- _What you are asked to do_
Quote every line of the data below as it stands, omitting pictures.

----

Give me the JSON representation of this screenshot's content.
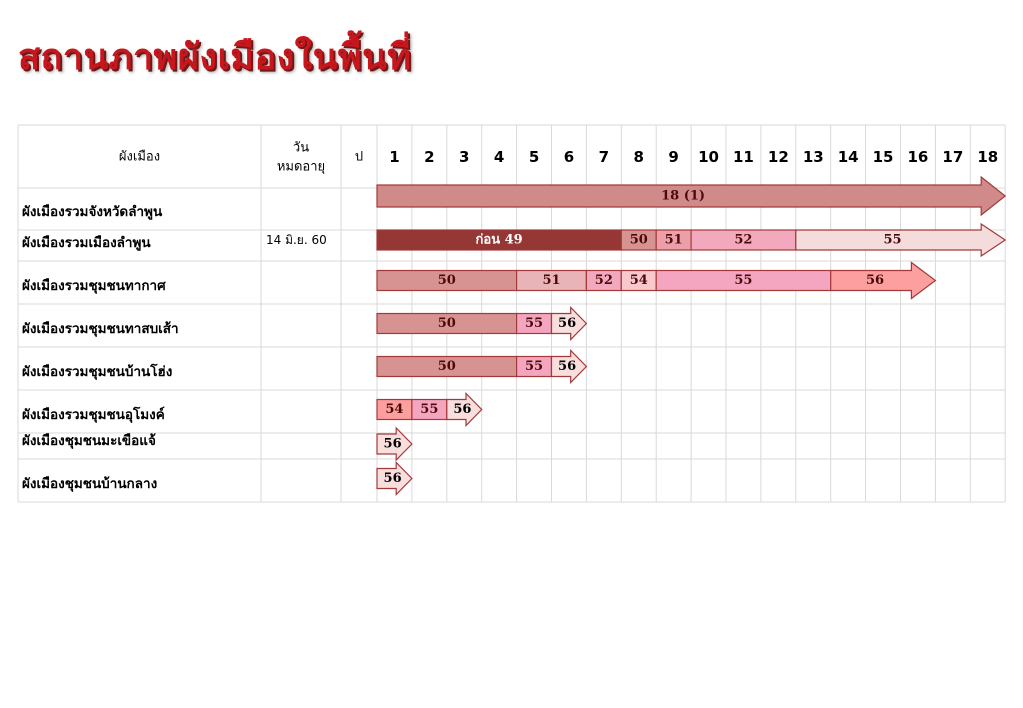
{
  "title": "สถานภาพผังเมืองในพื้นที่",
  "chart_data": {
    "type": "table",
    "headers": {
      "plan": "ผังเมือง",
      "expiry": "วัน\nหมดอายุ",
      "year_col": "ป"
    },
    "years": [
      "1",
      "2",
      "3",
      "4",
      "5",
      "6",
      "7",
      "8",
      "9",
      "10",
      "11",
      "12",
      "13",
      "14",
      "15",
      "16",
      "17",
      "18"
    ],
    "rows": [
      {
        "name": "ผังเมืองรวมจังหวัดลำพูน",
        "expiry": "",
        "segments": [
          {
            "label": "18 (1)",
            "start": 1,
            "end": 18,
            "color": "#d08a89",
            "text_color": "#4a0a0a",
            "arrow": true
          }
        ]
      },
      {
        "name": "ผังเมืองรวมเมืองลำพูน",
        "expiry": "14 มิ.ย. 60",
        "segments": [
          {
            "label": "ก่อน 49",
            "start": 1,
            "end": 7,
            "color": "#953735",
            "text_color": "#ffffff"
          },
          {
            "label": "50",
            "start": 8,
            "end": 8,
            "color": "#d79292",
            "text_color": "#4a0a0a"
          },
          {
            "label": "51",
            "start": 9,
            "end": 9,
            "color": "#ec9ea9",
            "text_color": "#4a0a0a"
          },
          {
            "label": "52",
            "start": 10,
            "end": 12,
            "color": "#f3a9bd",
            "text_color": "#4a0a0a"
          },
          {
            "label": "55",
            "start": 13,
            "end": 18,
            "color": "#f5dcdc",
            "text_color": "#4a0a0a",
            "arrow": true
          }
        ]
      },
      {
        "name": "ผังเมืองรวมชุมชนทากาศ",
        "expiry": "",
        "segments": [
          {
            "label": "50",
            "start": 1,
            "end": 4,
            "color": "#d79292",
            "text_color": "#4a0a0a"
          },
          {
            "label": "51",
            "start": 5,
            "end": 6,
            "color": "#e8b4b8",
            "text_color": "#4a0a0a"
          },
          {
            "label": "52",
            "start": 7,
            "end": 7,
            "color": "#f3a9bd",
            "text_color": "#4a0a0a"
          },
          {
            "label": "54",
            "start": 8,
            "end": 8,
            "color": "#f8c8cd",
            "text_color": "#4a0a0a"
          },
          {
            "label": "55",
            "start": 9,
            "end": 13,
            "color": "#f4a6c0",
            "text_color": "#4a0a0a"
          },
          {
            "label": "56",
            "start": 14,
            "end": 16,
            "color": "#fd9f9f",
            "text_color": "#4a0a0a",
            "arrow": true
          }
        ]
      },
      {
        "name": "ผังเมืองรวมชุมชนทาสบเส้า",
        "expiry": "",
        "segments": [
          {
            "label": "50",
            "start": 1,
            "end": 4,
            "color": "#d79292",
            "text_color": "#4a0a0a"
          },
          {
            "label": "55",
            "start": 5,
            "end": 5,
            "color": "#f4a6c0",
            "text_color": "#4a0a0a"
          },
          {
            "label": "56",
            "start": 6,
            "end": 6,
            "color": "#f9dede",
            "text_color": "#000000",
            "arrow": true
          }
        ]
      },
      {
        "name": "ผังเมืองรวมชุมชนบ้านโฮ่ง",
        "expiry": "",
        "segments": [
          {
            "label": "50",
            "start": 1,
            "end": 4,
            "color": "#d79292",
            "text_color": "#4a0a0a"
          },
          {
            "label": "55",
            "start": 5,
            "end": 5,
            "color": "#f4a6c0",
            "text_color": "#4a0a0a"
          },
          {
            "label": "56",
            "start": 6,
            "end": 6,
            "color": "#f9dede",
            "text_color": "#000000",
            "arrow": true
          }
        ]
      },
      {
        "name": "ผังเมืองรวมชุมชนอุโมงค์",
        "expiry": "",
        "segments": [
          {
            "label": "54",
            "start": 1,
            "end": 1,
            "color": "#fd9f9f",
            "text_color": "#4a0a0a"
          },
          {
            "label": "55",
            "start": 2,
            "end": 2,
            "color": "#f4a6c0",
            "text_color": "#4a0a0a"
          },
          {
            "label": "56",
            "start": 3,
            "end": 3,
            "color": "#f9dede",
            "text_color": "#000000",
            "arrow": true
          }
        ]
      },
      {
        "name": "ผังเมืองชุมชนมะเขือแจ้",
        "expiry": "",
        "segments": [
          {
            "label": "56",
            "start": 1,
            "end": 1,
            "color": "#f9dede",
            "text_color": "#000000",
            "arrow": true
          }
        ]
      },
      {
        "name": "ผังเมืองชุมชนบ้านกลาง",
        "expiry": "",
        "segments": [
          {
            "label": "56",
            "start": 1,
            "end": 1,
            "color": "#f9dede",
            "text_color": "#000000",
            "arrow": true
          }
        ]
      }
    ],
    "colors": {
      "title": "#c8161d",
      "border": "#a33a3a",
      "grid": "#d9d9d9"
    }
  }
}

----

- _Task result_
Give me the JSON representation of this screenshot's content.
{
  "title": "สถานภาพผังเมืองในพื้นที่",
  "chart_data": {
    "type": "table",
    "headers": {
      "plan": "ผังเมือง",
      "expiry": "วัน\nหมดอายุ",
      "year_col": "ป"
    },
    "years": [
      "1",
      "2",
      "3",
      "4",
      "5",
      "6",
      "7",
      "8",
      "9",
      "10",
      "11",
      "12",
      "13",
      "14",
      "15",
      "16",
      "17",
      "18"
    ],
    "rows": [
      {
        "name": "ผังเมืองรวมจังหวัดลำพูน",
        "expiry": "",
        "segments": [
          {
            "label": "18 (1)",
            "start": 1,
            "end": 18,
            "color": "#d08a89",
            "text_color": "#4a0a0a",
            "arrow": true
          }
        ]
      },
      {
        "name": "ผังเมืองรวมเมืองลำพูน",
        "expiry": "14 มิ.ย. 60",
        "segments": [
          {
            "label": "ก่อน 49",
            "start": 1,
            "end": 7,
            "color": "#953735",
            "text_color": "#ffffff"
          },
          {
            "label": "50",
            "start": 8,
            "end": 8,
            "color": "#d79292",
            "text_color": "#4a0a0a"
          },
          {
            "label": "51",
            "start": 9,
            "end": 9,
            "color": "#ec9ea9",
            "text_color": "#4a0a0a"
          },
          {
            "label": "52",
            "start": 10,
            "end": 12,
            "color": "#f3a9bd",
            "text_color": "#4a0a0a"
          },
          {
            "label": "55",
            "start": 13,
            "end": 18,
            "color": "#f5dcdc",
            "text_color": "#4a0a0a",
            "arrow": true
          }
        ]
      },
      {
        "name": "ผังเมืองรวมชุมชนทากาศ",
        "expiry": "",
        "segments": [
          {
            "label": "50",
            "start": 1,
            "end": 4,
            "color": "#d79292",
            "text_color": "#4a0a0a"
          },
          {
            "label": "51",
            "start": 5,
            "end": 6,
            "color": "#e8b4b8",
            "text_color": "#4a0a0a"
          },
          {
            "label": "52",
            "start": 7,
            "end": 7,
            "color": "#f3a9bd",
            "text_color": "#4a0a0a"
          },
          {
            "label": "54",
            "start": 8,
            "end": 8,
            "color": "#f8c8cd",
            "text_color": "#4a0a0a"
          },
          {
            "label": "55",
            "start": 9,
            "end": 13,
            "color": "#f4a6c0",
            "text_color": "#4a0a0a"
          },
          {
            "label": "56",
            "start": 14,
            "end": 16,
            "color": "#fd9f9f",
            "text_color": "#4a0a0a",
            "arrow": true
          }
        ]
      },
      {
        "name": "ผังเมืองรวมชุมชนทาสบเส้า",
        "expiry": "",
        "segments": [
          {
            "label": "50",
            "start": 1,
            "end": 4,
            "color": "#d79292",
            "text_color": "#4a0a0a"
          },
          {
            "label": "55",
            "start": 5,
            "end": 5,
            "color": "#f4a6c0",
            "text_color": "#4a0a0a"
          },
          {
            "label": "56",
            "start": 6,
            "end": 6,
            "color": "#f9dede",
            "text_color": "#000000",
            "arrow": true
          }
        ]
      },
      {
        "name": "ผังเมืองรวมชุมชนบ้านโฮ่ง",
        "expiry": "",
        "segments": [
          {
            "label": "50",
            "start": 1,
            "end": 4,
            "color": "#d79292",
            "text_color": "#4a0a0a"
          },
          {
            "label": "55",
            "start": 5,
            "end": 5,
            "color": "#f4a6c0",
            "text_color": "#4a0a0a"
          },
          {
            "label": "56",
            "start": 6,
            "end": 6,
            "color": "#f9dede",
            "text_color": "#000000",
            "arrow": true
          }
        ]
      },
      {
        "name": "ผังเมืองรวมชุมชนอุโมงค์",
        "expiry": "",
        "segments": [
          {
            "label": "54",
            "start": 1,
            "end": 1,
            "color": "#fd9f9f",
            "text_color": "#4a0a0a"
          },
          {
            "label": "55",
            "start": 2,
            "end": 2,
            "color": "#f4a6c0",
            "text_color": "#4a0a0a"
          },
          {
            "label": "56",
            "start": 3,
            "end": 3,
            "color": "#f9dede",
            "text_color": "#000000",
            "arrow": true
          }
        ]
      },
      {
        "name": "ผังเมืองชุมชนมะเขือแจ้",
        "expiry": "",
        "segments": [
          {
            "label": "56",
            "start": 1,
            "end": 1,
            "color": "#f9dede",
            "text_color": "#000000",
            "arrow": true
          }
        ]
      },
      {
        "name": "ผังเมืองชุมชนบ้านกลาง",
        "expiry": "",
        "segments": [
          {
            "label": "56",
            "start": 1,
            "end": 1,
            "color": "#f9dede",
            "text_color": "#000000",
            "arrow": true
          }
        ]
      }
    ],
    "colors": {
      "title": "#c8161d",
      "border": "#a33a3a",
      "grid": "#d9d9d9"
    }
  }
}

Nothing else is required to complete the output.